→ **原文**

• • •

[MCERC2000]Atlantis 题解

[MCERC2000]Atlantis 题解

题目地址:POJ:1151 — Atlantis、vjudge:Atlantis – POJ 1151 – Virtual Judge

题目描述

There are several ancient Greek texts that contain descriptions of the fabled island Atlantis. Some of these texts even include maps of parts of the island. But unfortunately, these maps describe different regions of Atlantis. Your friend Bill has to know the total area for which maps exist. You (unwisely) volunteered to write a program that calculates this quantity.
给若干矩形,求矩形并的总面积(即多个矩形重叠的部分只计算一次)。

输入输出格式

输入格式:
The input consists of several test cases. Each test case starts with a line containing a single integer n (1 <= n <= 100) of available maps. The n following lines describe one map each. Each of these lines contains four numbers x1;y1;x2;y2 (0 <= x1 < x2 <= 100000;0 <= y1 < y2 <= 100000), not necessarily integers. The values (x1; y1) and (x2;y2) are the coordinates of the top-left resp. bottom-right corner of the mapped area.
The input file is terminated by a line containing a single 0. Don’t process it.

• • •

→ **提取信息**
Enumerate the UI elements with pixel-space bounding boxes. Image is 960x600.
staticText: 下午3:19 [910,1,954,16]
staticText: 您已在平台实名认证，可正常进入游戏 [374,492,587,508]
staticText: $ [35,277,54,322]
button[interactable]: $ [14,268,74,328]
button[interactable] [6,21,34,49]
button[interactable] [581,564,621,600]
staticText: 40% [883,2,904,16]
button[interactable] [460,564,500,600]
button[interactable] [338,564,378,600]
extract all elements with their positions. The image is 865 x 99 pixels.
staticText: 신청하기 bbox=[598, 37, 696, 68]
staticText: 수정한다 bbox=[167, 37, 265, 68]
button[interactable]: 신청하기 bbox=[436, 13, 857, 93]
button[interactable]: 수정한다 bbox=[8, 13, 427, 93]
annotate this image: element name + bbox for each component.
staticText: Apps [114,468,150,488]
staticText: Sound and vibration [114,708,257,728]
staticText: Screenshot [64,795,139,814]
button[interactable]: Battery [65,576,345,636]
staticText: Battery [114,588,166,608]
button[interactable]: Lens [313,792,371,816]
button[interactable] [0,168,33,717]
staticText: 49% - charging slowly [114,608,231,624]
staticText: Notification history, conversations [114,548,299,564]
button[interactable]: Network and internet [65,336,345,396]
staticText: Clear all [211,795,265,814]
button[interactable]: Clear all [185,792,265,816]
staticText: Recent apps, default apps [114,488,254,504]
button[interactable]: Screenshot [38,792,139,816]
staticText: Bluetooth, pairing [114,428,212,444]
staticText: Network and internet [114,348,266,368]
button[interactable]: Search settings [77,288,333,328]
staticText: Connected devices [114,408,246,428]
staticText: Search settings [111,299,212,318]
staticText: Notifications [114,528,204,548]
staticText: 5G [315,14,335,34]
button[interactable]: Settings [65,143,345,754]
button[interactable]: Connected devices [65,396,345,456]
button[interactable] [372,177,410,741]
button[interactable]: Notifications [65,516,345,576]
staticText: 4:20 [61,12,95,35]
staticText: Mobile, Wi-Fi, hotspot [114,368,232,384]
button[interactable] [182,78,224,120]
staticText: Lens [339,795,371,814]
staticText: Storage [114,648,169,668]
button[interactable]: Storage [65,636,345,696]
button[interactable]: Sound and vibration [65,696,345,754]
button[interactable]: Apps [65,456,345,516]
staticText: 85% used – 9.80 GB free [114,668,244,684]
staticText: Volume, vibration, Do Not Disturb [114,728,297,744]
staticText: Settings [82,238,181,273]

• • •

→ **任务说明 1**
根据 Atlantis 题解中的英文题目描述,说明为什么需要编写程序来计算这个面积。
→ **任务说明 2**
Atlantis 题解的输入格式中,每一行地图描述包含哪几个数?逐一列出,并写明它们表示什么。
→ **任务说明 3**
从 Atlantis 题解原文的最后一句之后接着往下写。

→ **任务结果 1**
有些描述传说中亚特兰蒂斯岛的古希腊文献附有该岛部分区域的地图,但这些地图描述的是岛上的不同区域,而 Bill 需要知道有地图覆盖的总面积。"你"(不明智地)主动承担了编写程序来计算这一数值的任务。

→ **任务结果 2**
- x1:地图区域左上角的 x 坐标
- y1:地图区域左上角的 y 坐标
- x2:地图区域右下角的 x 坐标
- y2:地图区域右下角的 y 坐标

→ **任务结果 3**
输出格式:
For each test case, your program should output one section. The first line of each section must be Test case #k, where k is the number of the test case (starting with 1). The second one must be Total explored area: a, where a is the total explored area (i.e. the area of the union of all rectangles in this test case), printed exact to two digits to the right of the decimal point.
Output a blank line after each test case.

输入输出样例

输入样例#1:

2
10 10 20 20
15 15 25 25.5
0

输出样例#1:

Test case #1
Total explored area: 180.00 

题解

本题是一个扫描线的经典应用,我们按x从小到大的顺序依次扫过矩形的每一条横边,统计每扫过这一段的覆盖宽度,计算出这一段的覆盖面积,加入答案。
具体而言,我们将y坐标离散化,这有利于用线段树存储y坐标。每扫到一个矩形的下边,就向线段树中插入这个下边线段,插入线段的权值是1;扫到一个上边,就插入权值为-1的线段。插入后,线段树动态维护当前覆盖的长度。当同一x坐标的线段都插入完成后,计算这一块的面积。
以样例为例吧。下图是样例的示意图。
过程1
首先x=10的线段,向线段树中插入线段(10, 20)权值1,此时长度为10。
过程2
x=15的线段,向线段树中插入线段(15, 25.5)权值1,此时长度为20.5。
过程3
x=20的线段,向线段树中插入线段(10, 20)权值-1,此时长度为10.5。
过程4
x=25的线段,向线段树中插入线段(15, 25.5)权值-1,此时长度为0。(其实这一步可以不做)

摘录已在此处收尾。